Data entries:
□ □ □ □ □

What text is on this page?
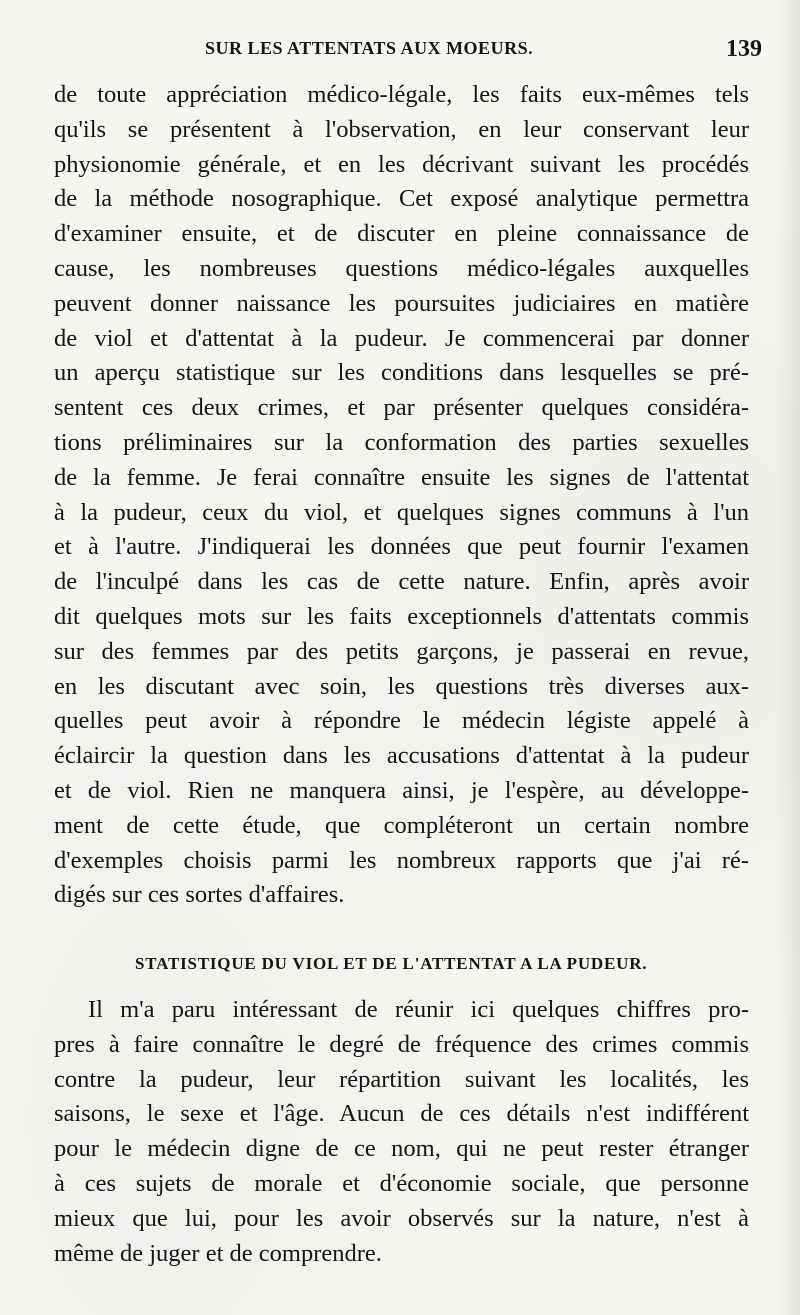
SUR LES ATTENTATS AUX MOEURS.	139
de toute appréciation médico-légale, les faits eux-mêmes tels
qu'ils se présentent à l'observation, en leur conservant leur
physionomie générale, et en les décrivant suivant les procédés
de la méthode nosographique. Cet exposé analytique permettra
d'examiner ensuite, et de discuter en pleine connaissance de
cause, les nombreuses questions médico-légales auxquelles
peuvent donner naissance les poursuites judiciaires en matière
de viol et d'attentat à la pudeur. Je commencerai par donner
un aperçu statistique sur les conditions dans lesquelles se pré-
sentent ces deux crimes, et par présenter quelques considéra-
tions préliminaires sur la conformation des parties sexuelles
de la femme. Je ferai connaître ensuite les signes de l'attentat
à la pudeur, ceux du viol, et quelques signes communs à l'un
et à l'autre. J'indiquerai les données que peut fournir l'examen
de l'inculpé dans les cas de cette nature. Enfin, après avoir
dit quelques mots sur les faits exceptionnels d'attentats commis
sur des femmes par des petits garçons, je passerai en revue,
en les discutant avec soin, les questions très diverses aux-
quelles peut avoir à répondre le médecin légiste appelé à
éclaircir la question dans les accusations d'attentat à la pudeur
et de viol. Rien ne manquera ainsi, je l'espère, au développe-
ment de cette étude, que compléteront un certain nombre
d'exemples choisis parmi les nombreux rapports que j'ai ré-
digés sur ces sortes d'affaires.
STATISTIQUE DU VIOL ET DE L'ATTENTAT A LA PUDEUR.
Il m'a paru intéressant de réunir ici quelques chiffres pro-
pres à faire connaître le degré de fréquence des crimes commis
contre la pudeur, leur répartition suivant les localités, les
saisons, le sexe et l'âge. Aucun de ces détails n'est indifférent
pour le médecin digne de ce nom, qui ne peut rester étranger
à ces sujets de morale et d'économie sociale, que personne
mieux que lui, pour les avoir observés sur la nature, n'est à
même de juger et de comprendre.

□ □ □ □ □

=== Written problem ===
Write the records out again in full, exactly, and skip every picture.

=== Response to the task ===
What text is on this page?
SUR LES ATTENTATS AUX MOEURS.	139
de toute appréciation médico-légale, les faits eux-mêmes tels
qu'ils se présentent à l'observation, en leur conservant leur
physionomie générale, et en les décrivant suivant les procédés
de la méthode nosographique. Cet exposé analytique permettra
d'examiner ensuite, et de discuter en pleine connaissance de
cause, les nombreuses questions médico-légales auxquelles
peuvent donner naissance les poursuites judiciaires en matière
de viol et d'attentat à la pudeur. Je commencerai par donner
un aperçu statistique sur les conditions dans lesquelles se pré-
sentent ces deux crimes, et par présenter quelques considéra-
tions préliminaires sur la conformation des parties sexuelles
de la femme. Je ferai connaître ensuite les signes de l'attentat
à la pudeur, ceux du viol, et quelques signes communs à l'un
et à l'autre. J'indiquerai les données que peut fournir l'examen
de l'inculpé dans les cas de cette nature. Enfin, après avoir
dit quelques mots sur les faits exceptionnels d'attentats commis
sur des femmes par des petits garçons, je passerai en revue,
en les discutant avec soin, les questions très diverses aux-
quelles peut avoir à répondre le médecin légiste appelé à
éclaircir la question dans les accusations d'attentat à la pudeur
et de viol. Rien ne manquera ainsi, je l'espère, au développe-
ment de cette étude, que compléteront un certain nombre
d'exemples choisis parmi les nombreux rapports que j'ai ré-
digés sur ces sortes d'affaires.
STATISTIQUE DU VIOL ET DE L'ATTENTAT A LA PUDEUR.
Il m'a paru intéressant de réunir ici quelques chiffres pro-
pres à faire connaître le degré de fréquence des crimes commis
contre la pudeur, leur répartition suivant les localités, les
saisons, le sexe et l'âge. Aucun de ces détails n'est indifférent
pour le médecin digne de ce nom, qui ne peut rester étranger
à ces sujets de morale et d'économie sociale, que personne
mieux que lui, pour les avoir observés sur la nature, n'est à
même de juger et de comprendre.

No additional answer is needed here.